### [INFORMATION GIVEN]
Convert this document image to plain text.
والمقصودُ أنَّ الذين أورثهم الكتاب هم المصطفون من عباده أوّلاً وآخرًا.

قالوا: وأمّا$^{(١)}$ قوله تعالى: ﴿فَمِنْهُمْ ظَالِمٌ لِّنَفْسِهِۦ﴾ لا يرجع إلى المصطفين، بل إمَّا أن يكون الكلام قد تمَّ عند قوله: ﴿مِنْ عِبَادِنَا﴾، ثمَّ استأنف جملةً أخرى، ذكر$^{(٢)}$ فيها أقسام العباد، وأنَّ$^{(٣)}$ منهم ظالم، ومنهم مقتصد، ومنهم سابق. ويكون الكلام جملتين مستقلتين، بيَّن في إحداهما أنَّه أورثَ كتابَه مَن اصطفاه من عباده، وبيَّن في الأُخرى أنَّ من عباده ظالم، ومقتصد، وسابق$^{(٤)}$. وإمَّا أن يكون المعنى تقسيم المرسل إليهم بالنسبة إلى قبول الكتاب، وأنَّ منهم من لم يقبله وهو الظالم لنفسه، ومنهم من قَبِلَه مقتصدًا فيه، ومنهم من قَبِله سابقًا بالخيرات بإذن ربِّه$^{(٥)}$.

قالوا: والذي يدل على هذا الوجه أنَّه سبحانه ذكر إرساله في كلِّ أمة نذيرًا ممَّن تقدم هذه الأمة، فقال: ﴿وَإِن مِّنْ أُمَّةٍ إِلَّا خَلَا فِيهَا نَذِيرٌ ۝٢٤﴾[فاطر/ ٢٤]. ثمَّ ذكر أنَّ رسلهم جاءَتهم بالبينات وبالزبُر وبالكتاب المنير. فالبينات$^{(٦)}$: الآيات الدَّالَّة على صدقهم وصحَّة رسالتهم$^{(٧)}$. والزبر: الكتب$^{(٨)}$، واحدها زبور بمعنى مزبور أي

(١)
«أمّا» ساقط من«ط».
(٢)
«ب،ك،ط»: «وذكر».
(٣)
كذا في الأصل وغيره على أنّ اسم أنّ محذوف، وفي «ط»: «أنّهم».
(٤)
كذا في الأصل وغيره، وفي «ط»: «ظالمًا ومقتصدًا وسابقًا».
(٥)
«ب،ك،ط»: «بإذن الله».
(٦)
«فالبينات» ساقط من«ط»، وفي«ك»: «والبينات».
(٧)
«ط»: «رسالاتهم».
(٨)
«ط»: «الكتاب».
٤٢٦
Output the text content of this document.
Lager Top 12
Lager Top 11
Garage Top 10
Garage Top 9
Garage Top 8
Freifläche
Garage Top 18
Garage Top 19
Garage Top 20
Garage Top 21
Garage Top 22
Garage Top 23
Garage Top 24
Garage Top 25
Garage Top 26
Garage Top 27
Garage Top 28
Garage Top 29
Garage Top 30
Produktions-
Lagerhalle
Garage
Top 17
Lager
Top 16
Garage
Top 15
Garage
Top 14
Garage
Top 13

### [STATED GOAL]
Here, the records must be output exactly and in full.

### [WRITTEN RESPONSE]
Convert this document image to plain text.
والمقصودُ أنَّ الذين أورثهم الكتاب هم المصطفون من عباده أوّلاً وآخرًا.

قالوا: وأمّا$^{(١)}$ قوله تعالى: ﴿فَمِنْهُمْ ظَالِمٌ لِّنَفْسِهِۦ﴾ لا يرجع إلى المصطفين، بل إمَّا أن يكون الكلام قد تمَّ عند قوله: ﴿مِنْ عِبَادِنَا﴾، ثمَّ استأنف جملةً أخرى، ذكر$^{(٢)}$ فيها أقسام العباد، وأنَّ$^{(٣)}$ منهم ظالم، ومنهم مقتصد، ومنهم سابق. ويكون الكلام جملتين مستقلتين، بيَّن في إحداهما أنَّه أورثَ كتابَه مَن اصطفاه من عباده، وبيَّن في الأُخرى أنَّ من عباده ظالم، ومقتصد، وسابق$^{(٤)}$. وإمَّا أن يكون المعنى تقسيم المرسل إليهم بالنسبة إلى قبول الكتاب، وأنَّ منهم من لم يقبله وهو الظالم لنفسه، ومنهم من قَبِلَه مقتصدًا فيه، ومنهم من قَبِله سابقًا بالخيرات بإذن ربِّه$^{(٥)}$.

قالوا: والذي يدل على هذا الوجه أنَّه سبحانه ذكر إرساله في كلِّ أمة نذيرًا ممَّن تقدم هذه الأمة، فقال: ﴿وَإِن مِّنْ أُمَّةٍ إِلَّا خَلَا فِيهَا نَذِيرٌ ۝٢٤﴾[فاطر/ ٢٤]. ثمَّ ذكر أنَّ رسلهم جاءَتهم بالبينات وبالزبُر وبالكتاب المنير. فالبينات$^{(٦)}$: الآيات الدَّالَّة على صدقهم وصحَّة رسالتهم$^{(٧)}$. والزبر: الكتب$^{(٨)}$، واحدها زبور بمعنى مزبور أي

(١)
«أمّا» ساقط من«ط».
(٢)
«ب،ك،ط»: «وذكر».
(٣)
كذا في الأصل وغيره على أنّ اسم أنّ محذوف، وفي «ط»: «أنّهم».
(٤)
كذا في الأصل وغيره، وفي «ط»: «ظالمًا ومقتصدًا وسابقًا».
(٥)
«ب،ك،ط»: «بإذن الله».
(٦)
«فالبينات» ساقط من«ط»، وفي«ك»: «والبينات».
(٧)
«ط»: «رسالاتهم».
(٨)
«ط»: «الكتاب».
٤٢٦
Output the text content of this document.
Lager Top 12
Lager Top 11
Garage Top 10
Garage Top 9
Garage Top 8
Freifläche
Garage Top 18
Garage Top 19
Garage Top 20
Garage Top 21
Garage Top 22
Garage Top 23
Garage Top 24
Garage Top 25
Garage Top 26
Garage Top 27
Garage Top 28
Garage Top 29
Garage Top 30
Produktions-
Lagerhalle
Garage
Top 17
Lager
Top 16
Garage
Top 15
Garage
Top 14
Garage
Top 13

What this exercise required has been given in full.